- **What you are asked to do**: In the data, extract each line that holds the string "giảng".

- **Input material**:
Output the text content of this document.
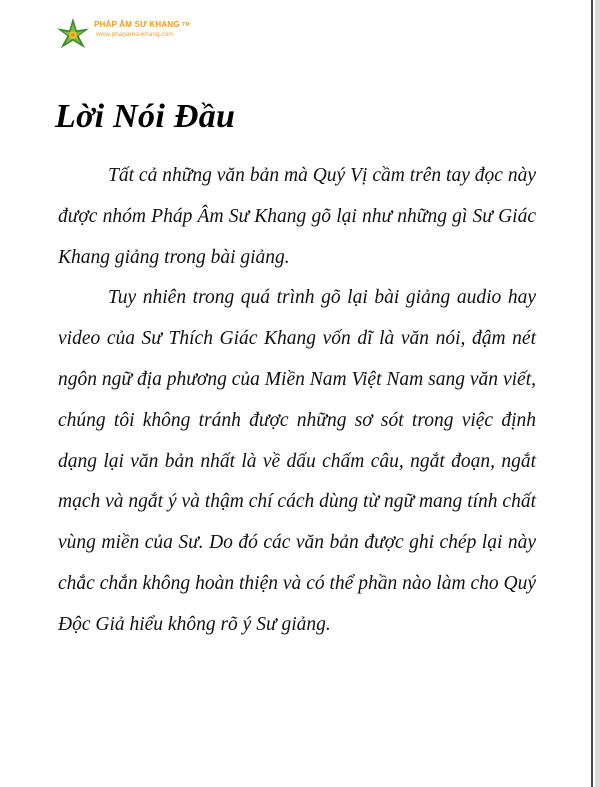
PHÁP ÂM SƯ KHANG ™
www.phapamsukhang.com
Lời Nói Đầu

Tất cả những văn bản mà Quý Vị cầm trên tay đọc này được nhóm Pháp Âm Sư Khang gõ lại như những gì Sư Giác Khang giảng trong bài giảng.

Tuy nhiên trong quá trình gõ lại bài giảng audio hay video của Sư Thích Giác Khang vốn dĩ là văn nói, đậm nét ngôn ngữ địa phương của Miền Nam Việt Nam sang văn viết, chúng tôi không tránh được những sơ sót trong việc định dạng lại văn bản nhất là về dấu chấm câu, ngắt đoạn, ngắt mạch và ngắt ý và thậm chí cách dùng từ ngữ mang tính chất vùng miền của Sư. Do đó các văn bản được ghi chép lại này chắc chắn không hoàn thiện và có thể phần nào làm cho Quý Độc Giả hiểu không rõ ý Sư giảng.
---
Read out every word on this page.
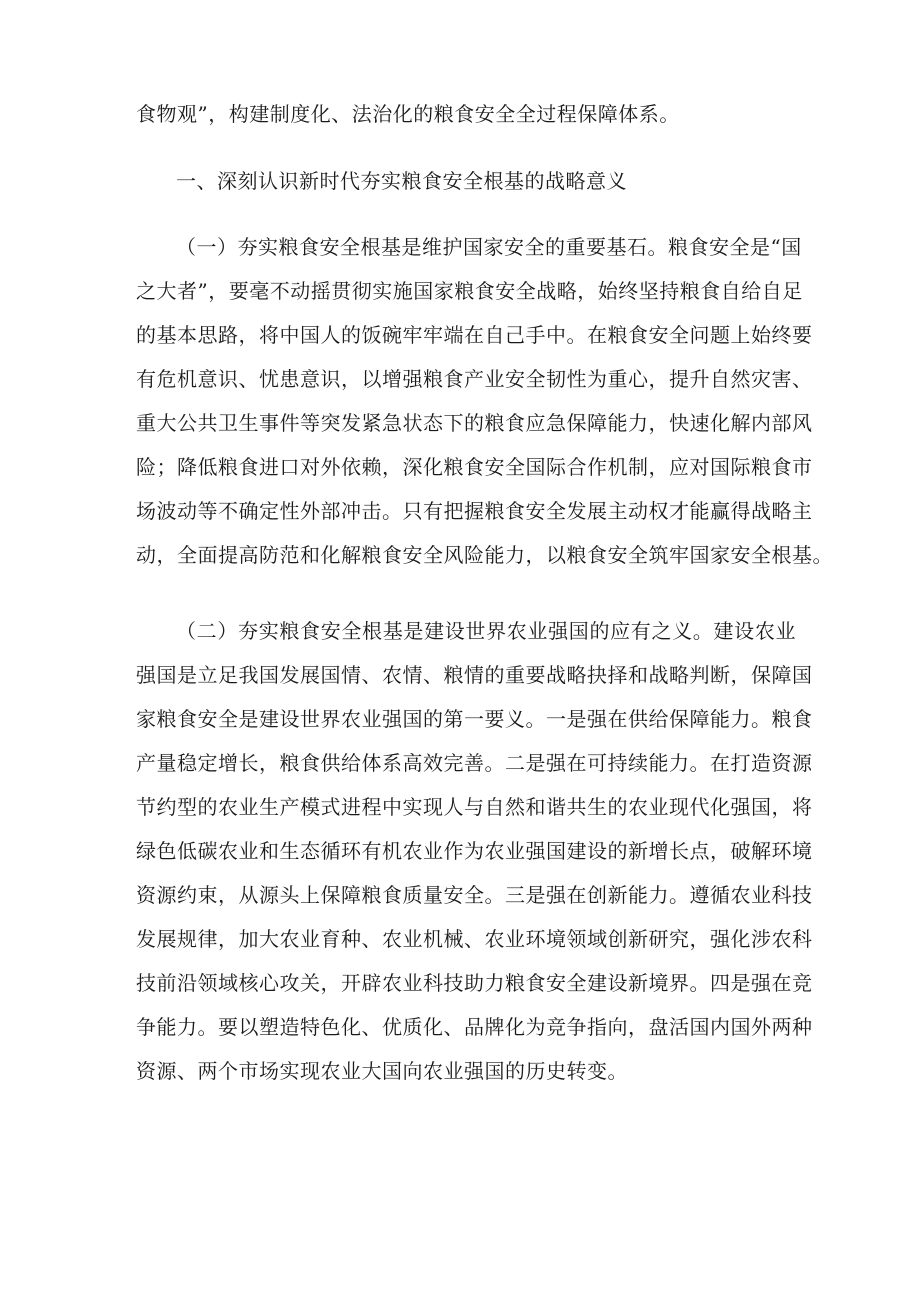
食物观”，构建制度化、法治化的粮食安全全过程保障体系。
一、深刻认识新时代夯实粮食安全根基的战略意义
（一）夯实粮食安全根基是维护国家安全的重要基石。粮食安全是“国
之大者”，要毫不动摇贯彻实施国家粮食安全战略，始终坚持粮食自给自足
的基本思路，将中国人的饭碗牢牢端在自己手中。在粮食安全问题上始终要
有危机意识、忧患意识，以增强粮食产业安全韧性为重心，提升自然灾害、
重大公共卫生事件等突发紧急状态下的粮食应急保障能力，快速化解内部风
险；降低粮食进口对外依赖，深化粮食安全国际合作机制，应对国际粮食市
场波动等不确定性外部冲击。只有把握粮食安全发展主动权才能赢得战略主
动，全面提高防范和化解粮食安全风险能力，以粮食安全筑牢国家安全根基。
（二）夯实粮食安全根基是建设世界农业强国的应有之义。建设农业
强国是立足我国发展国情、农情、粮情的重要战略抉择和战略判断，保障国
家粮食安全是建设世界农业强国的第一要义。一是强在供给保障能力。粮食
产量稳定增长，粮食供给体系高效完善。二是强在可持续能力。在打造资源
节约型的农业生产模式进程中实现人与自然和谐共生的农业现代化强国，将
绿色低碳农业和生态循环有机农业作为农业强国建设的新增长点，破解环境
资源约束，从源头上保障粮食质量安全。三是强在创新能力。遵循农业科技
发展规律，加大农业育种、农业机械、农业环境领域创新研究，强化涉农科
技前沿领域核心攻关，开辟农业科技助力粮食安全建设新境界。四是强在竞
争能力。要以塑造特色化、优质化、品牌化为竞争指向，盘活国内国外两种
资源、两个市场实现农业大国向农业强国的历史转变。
...
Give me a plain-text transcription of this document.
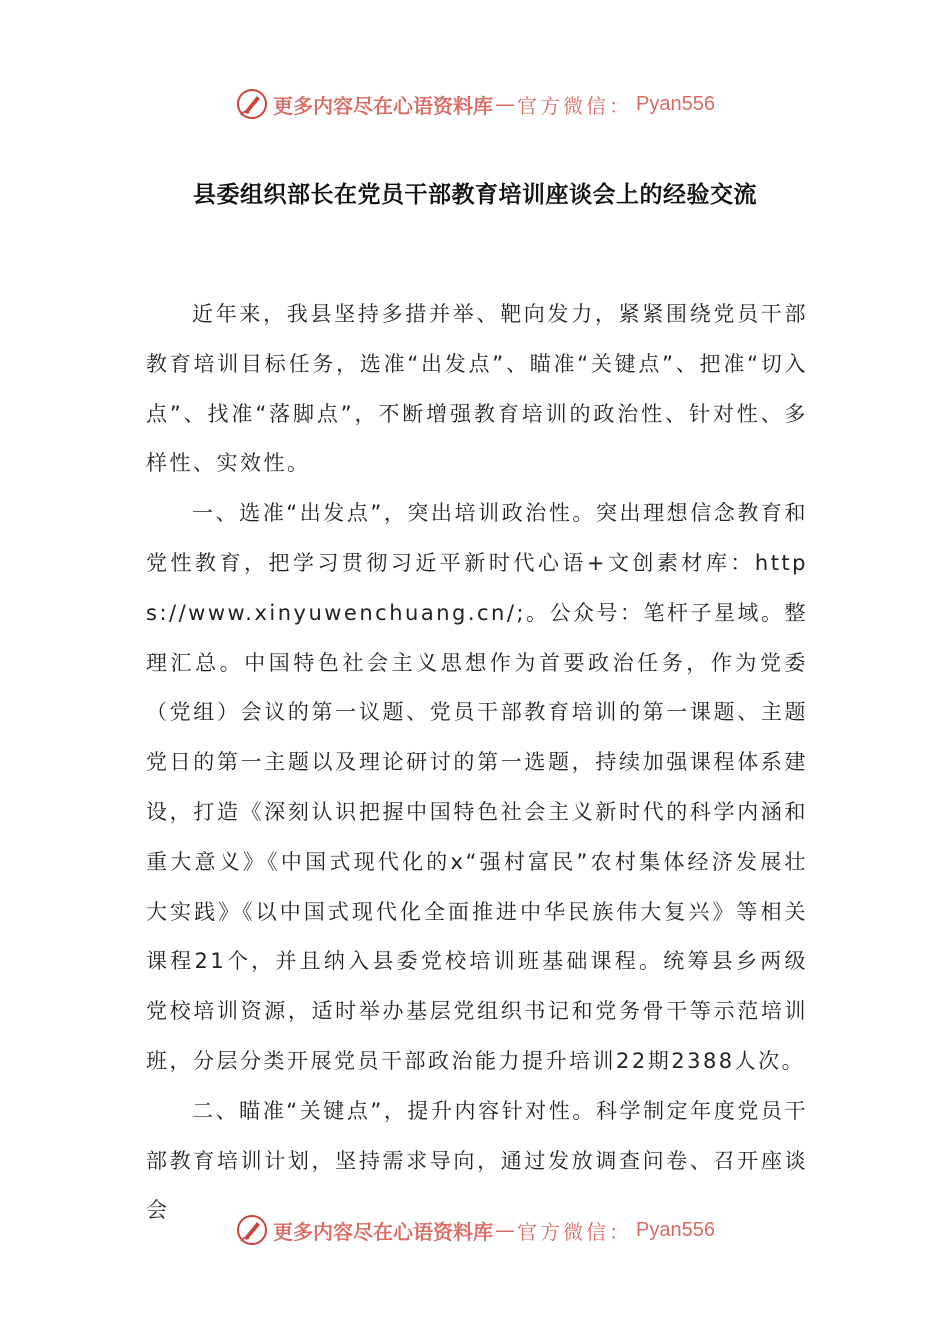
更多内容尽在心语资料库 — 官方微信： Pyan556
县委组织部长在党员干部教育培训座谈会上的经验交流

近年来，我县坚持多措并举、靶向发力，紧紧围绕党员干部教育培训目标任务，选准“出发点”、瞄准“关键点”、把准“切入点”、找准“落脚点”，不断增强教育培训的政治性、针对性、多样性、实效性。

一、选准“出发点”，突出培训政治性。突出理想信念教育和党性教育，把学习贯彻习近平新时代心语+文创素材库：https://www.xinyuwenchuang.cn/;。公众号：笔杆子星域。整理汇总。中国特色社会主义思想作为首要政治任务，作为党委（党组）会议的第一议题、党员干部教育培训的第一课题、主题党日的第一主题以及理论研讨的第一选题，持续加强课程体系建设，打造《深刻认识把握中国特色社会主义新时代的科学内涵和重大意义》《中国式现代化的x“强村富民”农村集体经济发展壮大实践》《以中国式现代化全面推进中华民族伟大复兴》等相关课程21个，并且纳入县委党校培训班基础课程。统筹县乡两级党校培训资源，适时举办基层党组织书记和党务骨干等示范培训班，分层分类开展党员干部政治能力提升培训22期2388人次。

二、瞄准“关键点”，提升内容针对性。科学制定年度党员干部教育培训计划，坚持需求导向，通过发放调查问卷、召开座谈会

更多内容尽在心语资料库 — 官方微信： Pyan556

- **Solution to the exercise**:
Tất cả những văn bản mà Quý Vị cầm trên tay đọc này được nhóm Pháp Âm Sư Khang gõ lại như những gì Sư Giác Khang giảng trong bài giảng.
Tuy nhiên trong quá trình gõ lại bài giảng audio hay video của Sư Thích Giác Khang vốn dĩ là văn nói, đậm nét ngôn ngữ địa phương của Miền Nam Việt Nam sang văn viết, chúng tôi không tránh được những sơ sót trong việc định dạng lại văn bản nhất là về dấu chấm câu, ngắt đoạn, ngắt mạch và ngắt ý và thậm chí cách dùng từ ngữ mang tính chất vùng miền của Sư. Do đó các văn bản được ghi chép lại này chắc chắn không hoàn thiện và có thể phần nào làm cho Quý Độc Giả hiểu không rõ ý Sư giảng.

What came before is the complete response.